Excerpt from a dataset:
________

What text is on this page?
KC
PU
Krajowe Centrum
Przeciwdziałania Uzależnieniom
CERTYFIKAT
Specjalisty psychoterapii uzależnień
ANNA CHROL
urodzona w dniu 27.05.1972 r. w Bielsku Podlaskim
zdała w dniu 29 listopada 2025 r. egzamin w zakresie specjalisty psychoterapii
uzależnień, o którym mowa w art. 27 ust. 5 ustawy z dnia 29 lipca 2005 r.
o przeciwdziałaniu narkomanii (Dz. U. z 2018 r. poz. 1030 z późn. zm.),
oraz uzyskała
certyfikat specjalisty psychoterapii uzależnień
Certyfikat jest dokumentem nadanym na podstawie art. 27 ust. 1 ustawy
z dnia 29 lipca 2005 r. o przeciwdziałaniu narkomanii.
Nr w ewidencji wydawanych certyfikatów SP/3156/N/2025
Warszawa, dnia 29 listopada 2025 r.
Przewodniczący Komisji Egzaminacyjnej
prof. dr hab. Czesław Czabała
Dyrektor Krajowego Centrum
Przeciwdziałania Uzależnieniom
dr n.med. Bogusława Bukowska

________

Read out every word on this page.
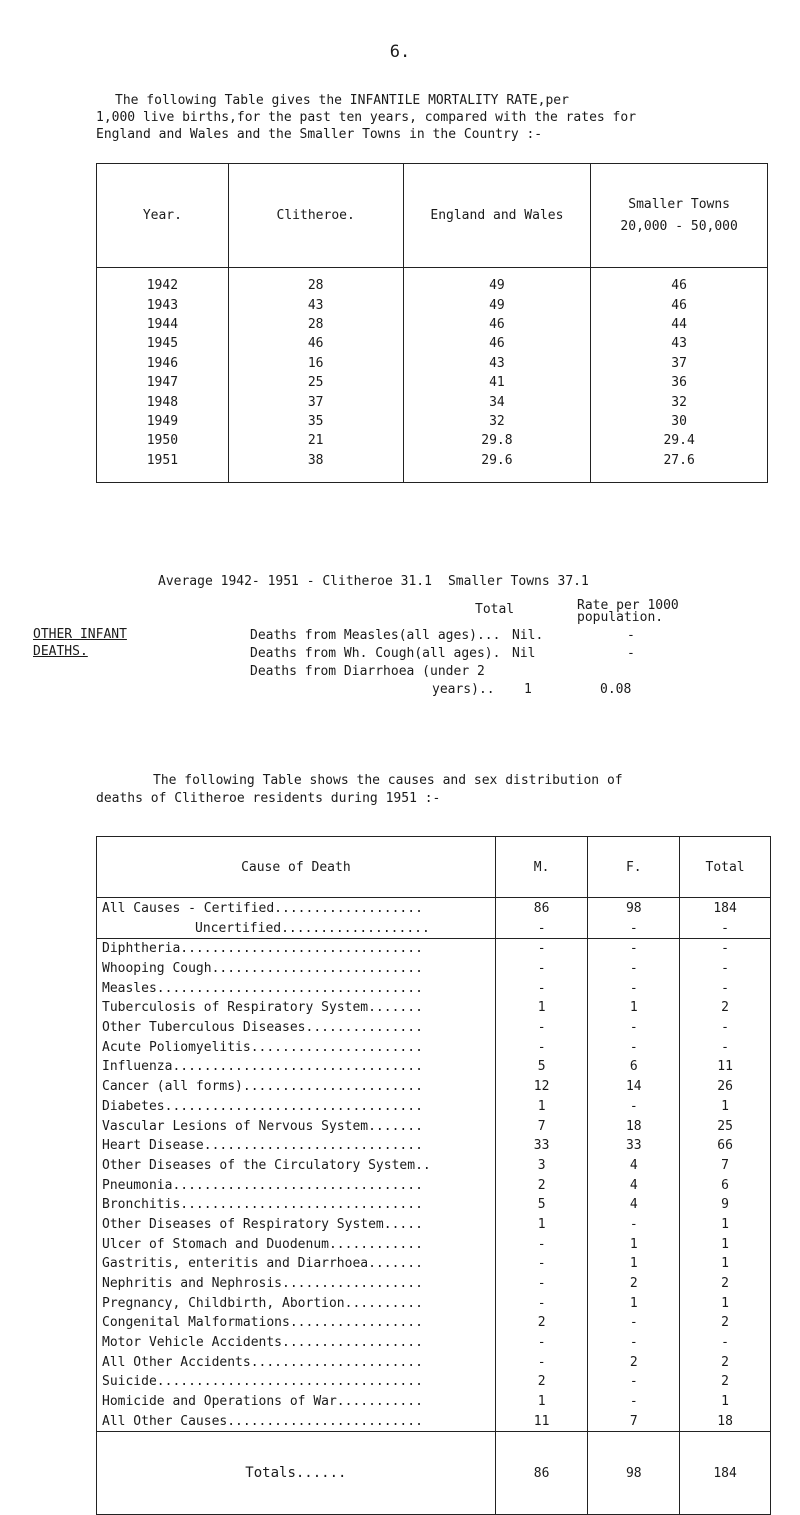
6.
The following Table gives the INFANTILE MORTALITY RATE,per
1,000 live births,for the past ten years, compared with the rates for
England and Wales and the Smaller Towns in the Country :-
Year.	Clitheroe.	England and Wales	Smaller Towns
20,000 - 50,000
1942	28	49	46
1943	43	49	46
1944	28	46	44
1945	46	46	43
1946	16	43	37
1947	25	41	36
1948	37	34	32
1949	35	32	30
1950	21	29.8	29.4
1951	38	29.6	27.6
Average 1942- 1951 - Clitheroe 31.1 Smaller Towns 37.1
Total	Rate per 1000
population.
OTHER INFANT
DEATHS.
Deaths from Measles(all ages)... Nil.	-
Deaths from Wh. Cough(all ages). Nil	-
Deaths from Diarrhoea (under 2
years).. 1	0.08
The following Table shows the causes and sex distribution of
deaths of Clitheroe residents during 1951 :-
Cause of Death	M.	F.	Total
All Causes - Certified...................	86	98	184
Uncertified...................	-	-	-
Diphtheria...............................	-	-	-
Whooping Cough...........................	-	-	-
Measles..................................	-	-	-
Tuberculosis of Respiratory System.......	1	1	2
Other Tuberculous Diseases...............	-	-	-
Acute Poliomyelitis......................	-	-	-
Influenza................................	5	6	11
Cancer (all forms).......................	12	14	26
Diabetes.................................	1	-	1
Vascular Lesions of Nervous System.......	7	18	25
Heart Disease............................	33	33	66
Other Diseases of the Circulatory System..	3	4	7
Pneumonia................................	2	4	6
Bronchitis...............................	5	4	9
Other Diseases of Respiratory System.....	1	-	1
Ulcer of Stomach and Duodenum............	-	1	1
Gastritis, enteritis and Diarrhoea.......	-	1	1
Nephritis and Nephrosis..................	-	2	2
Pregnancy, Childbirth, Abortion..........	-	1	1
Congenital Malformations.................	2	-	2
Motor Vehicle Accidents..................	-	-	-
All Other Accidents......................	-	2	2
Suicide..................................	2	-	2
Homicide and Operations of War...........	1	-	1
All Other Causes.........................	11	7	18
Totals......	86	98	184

________

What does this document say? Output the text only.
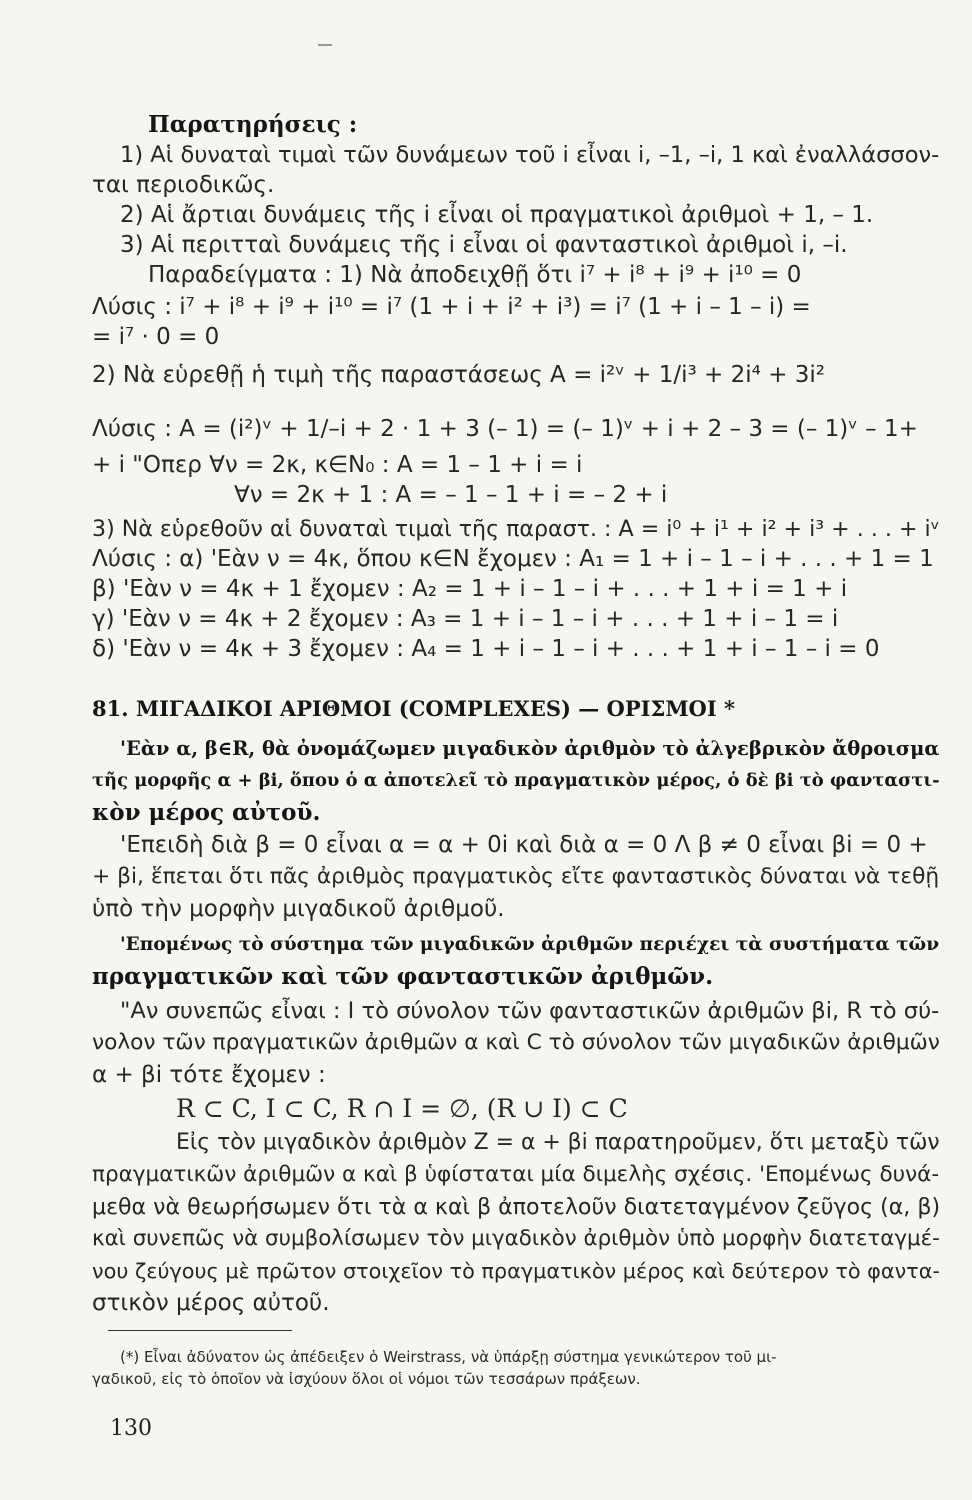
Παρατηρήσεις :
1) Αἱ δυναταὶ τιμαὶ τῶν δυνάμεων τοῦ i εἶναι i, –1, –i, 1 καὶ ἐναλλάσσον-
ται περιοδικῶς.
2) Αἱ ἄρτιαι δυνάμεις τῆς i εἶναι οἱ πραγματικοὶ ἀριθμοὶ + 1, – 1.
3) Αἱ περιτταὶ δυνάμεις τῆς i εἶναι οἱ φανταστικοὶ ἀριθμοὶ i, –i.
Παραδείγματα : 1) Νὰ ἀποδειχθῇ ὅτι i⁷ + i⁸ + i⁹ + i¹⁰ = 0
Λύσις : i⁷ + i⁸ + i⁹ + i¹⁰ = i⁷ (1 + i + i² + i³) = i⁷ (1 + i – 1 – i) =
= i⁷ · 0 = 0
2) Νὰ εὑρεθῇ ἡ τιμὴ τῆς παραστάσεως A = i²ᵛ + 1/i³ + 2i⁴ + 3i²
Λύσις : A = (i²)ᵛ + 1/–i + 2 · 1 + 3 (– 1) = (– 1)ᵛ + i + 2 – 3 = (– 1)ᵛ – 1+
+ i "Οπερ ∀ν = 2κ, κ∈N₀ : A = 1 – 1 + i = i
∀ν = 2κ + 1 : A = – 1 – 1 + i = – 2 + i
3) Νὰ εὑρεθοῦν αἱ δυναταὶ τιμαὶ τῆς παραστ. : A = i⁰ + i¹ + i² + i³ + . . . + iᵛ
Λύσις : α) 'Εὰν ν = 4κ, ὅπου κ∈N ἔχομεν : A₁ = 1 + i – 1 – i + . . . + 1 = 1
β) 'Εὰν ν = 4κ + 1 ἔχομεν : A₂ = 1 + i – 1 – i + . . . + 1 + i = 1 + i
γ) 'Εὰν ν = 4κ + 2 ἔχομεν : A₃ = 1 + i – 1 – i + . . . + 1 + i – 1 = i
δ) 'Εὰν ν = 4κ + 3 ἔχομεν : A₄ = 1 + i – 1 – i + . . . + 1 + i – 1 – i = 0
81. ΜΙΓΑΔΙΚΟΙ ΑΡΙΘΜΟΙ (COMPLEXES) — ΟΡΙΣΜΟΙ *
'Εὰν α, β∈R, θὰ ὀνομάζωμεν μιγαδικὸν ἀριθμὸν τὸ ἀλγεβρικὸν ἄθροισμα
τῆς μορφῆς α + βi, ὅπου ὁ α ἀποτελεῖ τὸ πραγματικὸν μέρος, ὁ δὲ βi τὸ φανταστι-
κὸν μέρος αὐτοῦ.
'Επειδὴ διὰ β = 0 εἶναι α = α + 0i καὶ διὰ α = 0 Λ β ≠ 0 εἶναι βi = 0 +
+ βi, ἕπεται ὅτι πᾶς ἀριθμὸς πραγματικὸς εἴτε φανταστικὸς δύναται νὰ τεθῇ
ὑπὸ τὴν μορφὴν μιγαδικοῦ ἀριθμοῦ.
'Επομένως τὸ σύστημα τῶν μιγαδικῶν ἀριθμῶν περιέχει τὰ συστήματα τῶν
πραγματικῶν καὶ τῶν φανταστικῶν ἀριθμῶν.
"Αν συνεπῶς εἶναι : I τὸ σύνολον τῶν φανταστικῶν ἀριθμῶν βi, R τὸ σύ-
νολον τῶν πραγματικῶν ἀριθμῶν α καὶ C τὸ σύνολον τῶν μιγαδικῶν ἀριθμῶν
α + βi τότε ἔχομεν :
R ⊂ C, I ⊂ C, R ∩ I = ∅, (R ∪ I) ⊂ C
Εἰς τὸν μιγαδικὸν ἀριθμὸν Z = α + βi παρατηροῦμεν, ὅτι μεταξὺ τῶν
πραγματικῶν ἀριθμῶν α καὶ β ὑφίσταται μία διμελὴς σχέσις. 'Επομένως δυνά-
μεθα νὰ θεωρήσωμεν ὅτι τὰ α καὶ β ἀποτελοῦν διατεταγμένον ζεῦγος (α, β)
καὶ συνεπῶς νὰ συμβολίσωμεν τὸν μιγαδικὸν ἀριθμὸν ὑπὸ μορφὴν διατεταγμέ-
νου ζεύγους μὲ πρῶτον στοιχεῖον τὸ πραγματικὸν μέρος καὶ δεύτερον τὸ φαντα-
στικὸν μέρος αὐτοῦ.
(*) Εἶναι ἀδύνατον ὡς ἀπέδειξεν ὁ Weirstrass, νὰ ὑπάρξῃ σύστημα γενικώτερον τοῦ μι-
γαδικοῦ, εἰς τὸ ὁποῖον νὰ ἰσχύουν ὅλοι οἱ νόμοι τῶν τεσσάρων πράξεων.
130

________

**Problem to work on**: Check each line of the records for "Cough" and copy the ones that contain it.

**Exercise result**:
Deaths from Wh. Cough(all ages). Nil	-
Whooping Cough...........................	-	-	-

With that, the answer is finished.